Work to complete: Convert each line of the material below into a row of a Markdown table with two columns, Row and Line, skipping blank lines and leaving the pictures out.

* start Record extracts *

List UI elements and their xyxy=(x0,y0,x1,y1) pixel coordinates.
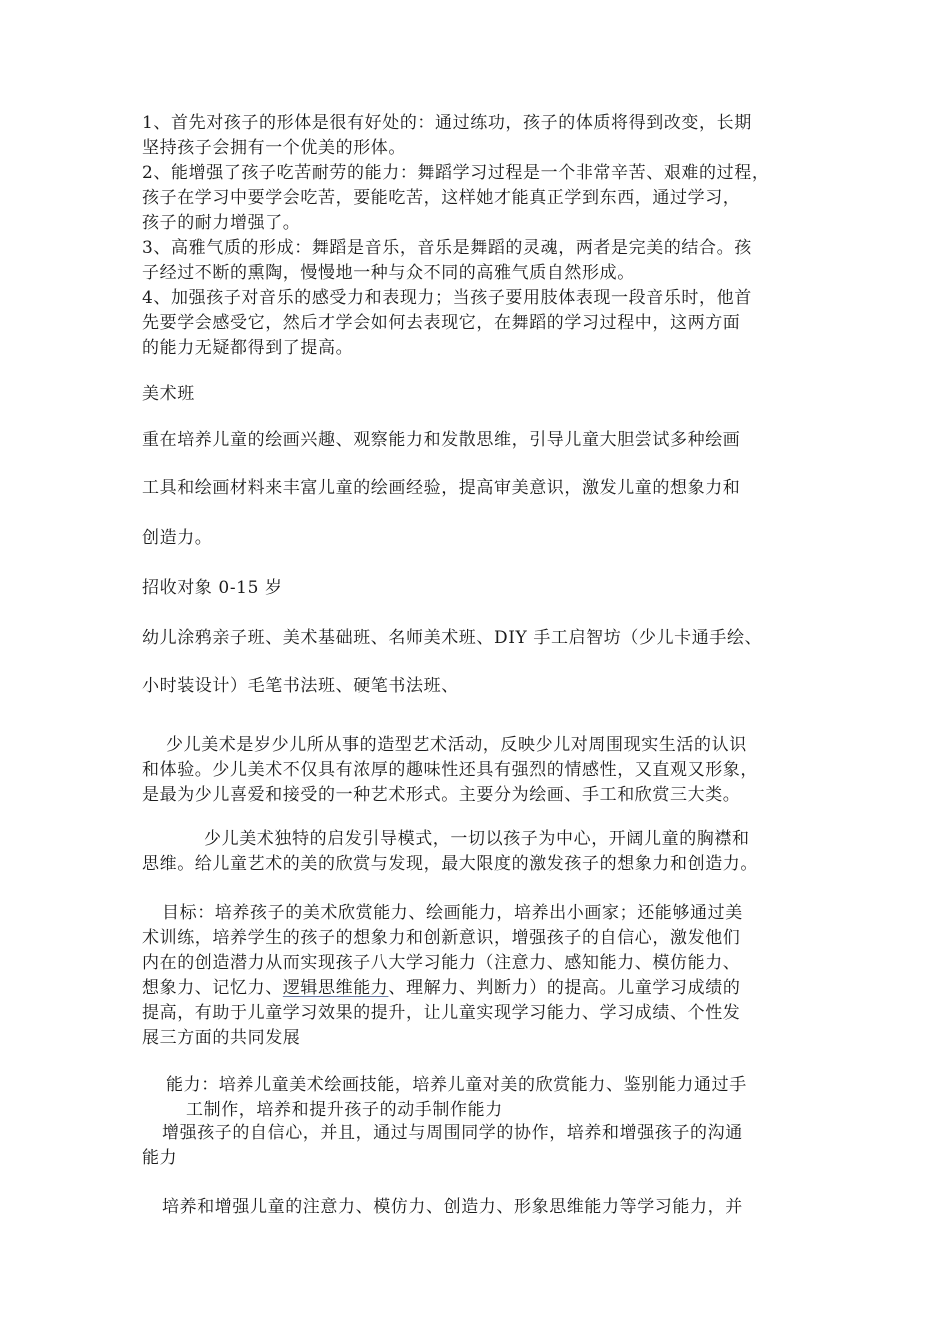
benefits-list xyxy=(142,111,769,361)
benefit-4-line-2: 先要学会感受它，然后才学会如何去表现它，在舞蹈的学习过程中，这两方面 xyxy=(142,313,741,333)
paragraph-2-line-2: 思维。给儿童艺术的美的欣赏与发现，最大限度的激发孩子的想象力和创造力。 xyxy=(142,854,758,874)
paragraph-5-line-2: 能力 xyxy=(142,1148,178,1168)
benefit-4-line-1: 4、加强孩子对音乐的感受力和表现力；当孩子要用肢体表现一段音乐时，他首 xyxy=(142,288,752,308)
art-intro-line-3: 创造力。 xyxy=(142,528,213,548)
section-title: 美术班 xyxy=(142,384,195,404)
paragraph-3-line-1: 目标：培养孩子的美术欣赏能力、绘画能力，培养出小画家；还能够通过美 xyxy=(162,903,743,923)
paragraph-4-line-2: 工制作，培养和提升孩子的动手制作能力 xyxy=(186,1100,503,1120)
paragraph-5 xyxy=(142,1121,743,1171)
paragraph-3-line-6: 展三方面的共同发展 xyxy=(142,1028,301,1048)
paragraph-4-line-1: 能力：培养儿童美术绘画技能，培养儿童对美的欣赏能力、鉴别能力通过手 xyxy=(166,1075,747,1095)
paragraph-2-line-1: 少儿美术独特的启发引导模式，一切以孩子为中心，开阔儿童的胸襟和 xyxy=(204,829,750,849)
logic-thinking-link[interactable]: 逻辑思维能力 xyxy=(282,978,389,998)
courses-line-2: 小时装设计）毛笔书法班、硬笔书法班、 xyxy=(142,676,459,696)
benefit-2-line-2: 孩子在学习中要学会吃苦，要能吃苦，这样她才能真正学到东西，通过学习， xyxy=(142,188,741,208)
paragraph-1-line-3: 是最为少儿喜爱和接受的一种艺术形式。主要分为绘画、手工和欣赏三大类。 xyxy=(142,785,741,805)
benefit-4-line-3: 的能力无疑都得到了提高。 xyxy=(142,338,354,358)
paragraph-5-line-1: 增强孩子的自信心，并且，通过与周围同学的协作，培养和增强孩子的沟通 xyxy=(162,1123,743,1143)
paragraph-1-line-2: 和体验。少儿美术不仅具有浓厚的趣味性还具有强烈的情感性，又直观又形象， xyxy=(142,760,758,780)
benefit-1-line-2: 坚持孩子会拥有一个优美的形体。 xyxy=(142,138,406,158)
paragraph-6 xyxy=(142,1195,743,1220)
paragraph-2 xyxy=(142,827,758,877)
paragraph-1-line-1: 少儿美术是岁少儿所从事的造型艺术活动，反映少儿对周围现实生活的认识 xyxy=(166,735,747,755)
benefit-1-line-1: 1、首先对孩子的形体是很有好处的：通过练功，孩子的体质将得到改变，长期 xyxy=(142,113,752,133)
paragraph-3-line-3: 内在的创造潜力从而实现孩子八大学习能力（注意力、感知能力、模仿能力、 xyxy=(142,953,741,973)
paragraph-3-line-4-post: 、理解力、判断力）的提高。儿童学习成绩的 xyxy=(388,978,741,998)
paragraph-3-line-4-pre: 想象力、记忆力、 xyxy=(142,978,283,998)
benefit-3-line-1: 3、高雅气质的形成：舞蹈是音乐，音乐是舞蹈的灵魂，两者是完美的结合。孩 xyxy=(142,238,752,258)
benefit-3-line-2: 子经过不断的熏陶，慢慢地一种与众不同的高雅气质自然形成。 xyxy=(142,263,635,283)
paragraph-3-line-2: 术训练，培养学生的孩子的想象力和创新意识，增强孩子的自信心，激发他们 xyxy=(142,928,741,948)
paragraph-3 xyxy=(142,901,743,1051)
benefit-2-line-1: 2、能增强了孩子吃苦耐劳的能力：舞蹈学习过程是一个非常辛苦、艰难的过程， xyxy=(142,163,770,183)
paragraph-1 xyxy=(142,733,758,808)
benefit-2-line-3: 孩子的耐力增强了。 xyxy=(142,213,301,233)
enrollment-text: 招收对象 0-15 岁 xyxy=(142,578,283,598)
paragraph-4 xyxy=(142,1073,747,1123)
paragraph-6-line-1: 培养和增强儿童的注意力、模仿力、创造力、形象思维能力等学习能力，并 xyxy=(162,1197,743,1217)
paragraph-3-line-5: 提高，有助于儿童学习效果的提升，让儿童实现学习能力、学习成绩、个性发 xyxy=(142,1003,741,1023)
art-intro-line-2: 工具和绘画材料来丰富儿童的绘画经验，提高审美意识，激发儿童的想象力和 xyxy=(142,478,741,498)
paragraph-3-line-4 xyxy=(142,976,743,1001)
courses-line-1: 幼儿涂鸦亲子班、美术基础班、名师美术班、DIY 手工启智坊（少儿卡通手绘、 xyxy=(142,628,763,648)
art-intro-line-1: 重在培养儿童的绘画兴趣、观察能力和发散思维，引导儿童大胆尝试多种绘画 xyxy=(142,430,741,450)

* end Record extracts *

Expected output:
| Row | Line |
|---|---|
| 1 | List UI elements and their xyxy=(x0,y0,x1,y1) pixel coordinates. |
| 2 | benefits-list xyxy=(142,111,769,361) |
| 3 | benefit-4-line-2: 先要学会感受它，然后才学会如何去表现它，在舞蹈的学习过程中，这两方面 xyxy=(142,313,741,333) |
| 4 | paragraph-2-line-2: 思维。给儿童艺术的美的欣赏与发现，最大限度的激发孩子的想象力和创造力。 xyxy=(142,854,758,874) |
| 5 | paragraph-5-line-2: 能力 xyxy=(142,1148,178,1168) |
| 6 | benefit-4-line-1: 4、加强孩子对音乐的感受力和表现力；当孩子要用肢体表现一段音乐时，他首 xyxy=(142,288,752,308) |
| 7 | art-intro-line-3: 创造力。 xyxy=(142,528,213,548) |
| 8 | section-title: 美术班 xyxy=(142,384,195,404) |
| 9 | paragraph-3-line-1: 目标：培养孩子的美术欣赏能力、绘画能力，培养出小画家；还能够通过美 xyxy=(162,903,743,923) |
| 10 | paragraph-4-line-2: 工制作，培养和提升孩子的动手制作能力 xyxy=(186,1100,503,1120) |
| 11 | paragraph-5 xyxy=(142,1121,743,1171) |
| 12 | paragraph-3-line-6: 展三方面的共同发展 xyxy=(142,1028,301,1048) |
| 13 | paragraph-4-line-1: 能力：培养儿童美术绘画技能，培养儿童对美的欣赏能力、鉴别能力通过手 xyxy=(166,1075,747,1095) |
| 14 | paragraph-2-line-1: 少儿美术独特的启发引导模式，一切以孩子为中心，开阔儿童的胸襟和 xyxy=(204,829,750,849) |
| 15 | logic-thinking-link[interactable]: 逻辑思维能力 xyxy=(282,978,389,998) |
| 16 | courses-line-2: 小时装设计）毛笔书法班、硬笔书法班、 xyxy=(142,676,459,696) |
| 17 | benefit-2-line-2: 孩子在学习中要学会吃苦，要能吃苦，这样她才能真正学到东西，通过学习， xyxy=(142,188,741,208) |
| 18 | paragraph-1-line-3: 是最为少儿喜爱和接受的一种艺术形式。主要分为绘画、手工和欣赏三大类。 xyxy=(142,785,741,805) |
| 19 | benefit-4-line-3: 的能力无疑都得到了提高。 xyxy=(142,338,354,358) |
| 20 | paragraph-5-line-1: 增强孩子的自信心，并且，通过与周围同学的协作，培养和增强孩子的沟通 xyxy=(162,1123,743,1143) |
| 21 | paragraph-1-line-2: 和体验。少儿美术不仅具有浓厚的趣味性还具有强烈的情感性，又直观又形象， xyxy=(142,760,758,780) |
| 22 | benefit-1-line-2: 坚持孩子会拥有一个优美的形体。 xyxy=(142,138,406,158) |
| 23 | paragraph-6 xyxy=(142,1195,743,1220) |
| 24 | paragraph-2 xyxy=(142,827,758,877) |
| 25 | paragraph-1-line-1: 少儿美术是岁少儿所从事的造型艺术活动，反映少儿对周围现实生活的认识 xyxy=(166,735,747,755) |
| 26 | benefit-1-line-1: 1、首先对孩子的形体是很有好处的：通过练功，孩子的体质将得到改变，长期 xyxy=(142,113,752,133) |
| 27 | paragraph-3-line-3: 内在的创造潜力从而实现孩子八大学习能力（注意力、感知能力、模仿能力、 xyxy=(142,953,741,973) |
| 28 | paragraph-3-line-4-post: 、理解力、判断力）的提高。儿童学习成绩的 xyxy=(388,978,741,998) |
| 29 | paragraph-3-line-4-pre: 想象力、记忆力、 xyxy=(142,978,283,998) |
| 30 | benefit-3-line-1: 3、高雅气质的形成：舞蹈是音乐，音乐是舞蹈的灵魂，两者是完美的结合。孩 xyxy=(142,238,752,258) |
| 31 | benefit-3-line-2: 子经过不断的熏陶，慢慢地一种与众不同的高雅气质自然形成。 xyxy=(142,263,635,283) |
| 32 | paragraph-3-line-2: 术训练，培养学生的孩子的想象力和创新意识，增强孩子的自信心，激发他们 xyxy=(142,928,741,948) |
| 33 | paragraph-3 xyxy=(142,901,743,1051) |
| 34 | benefit-2-line-1: 2、能增强了孩子吃苦耐劳的能力：舞蹈学习过程是一个非常辛苦、艰难的过程， xyxy=(142,163,770,183) |
| 35 | paragraph-1 xyxy=(142,733,758,808) |
| 36 | benefit-2-line-3: 孩子的耐力增强了。 xyxy=(142,213,301,233) |
| 37 | enrollment-text: 招收对象 0-15 岁 xyxy=(142,578,283,598) |
| 38 | paragraph-4 xyxy=(142,1073,747,1123) |
| 39 | paragraph-6-line-1: 培养和增强儿童的注意力、模仿力、创造力、形象思维能力等学习能力，并 xyxy=(162,1197,743,1217) |
| 40 | paragraph-3-line-5: 提高，有助于儿童学习效果的提升，让儿童实现学习能力、学习成绩、个性发 xyxy=(142,1003,741,1023) |
| 41 | art-intro-line-2: 工具和绘画材料来丰富儿童的绘画经验，提高审美意识，激发儿童的想象力和 xyxy=(142,478,741,498) |
| 42 | paragraph-3-line-4 xyxy=(142,976,743,1001) |
| 43 | courses-line-1: 幼儿涂鸦亲子班、美术基础班、名师美术班、DIY 手工启智坊（少儿卡通手绘、 xyxy=(142,628,763,648) |
| 44 | art-intro-line-1: 重在培养儿童的绘画兴趣、观察能力和发散思维，引导儿童大胆尝试多种绘画 xyxy=(142,430,741,450) |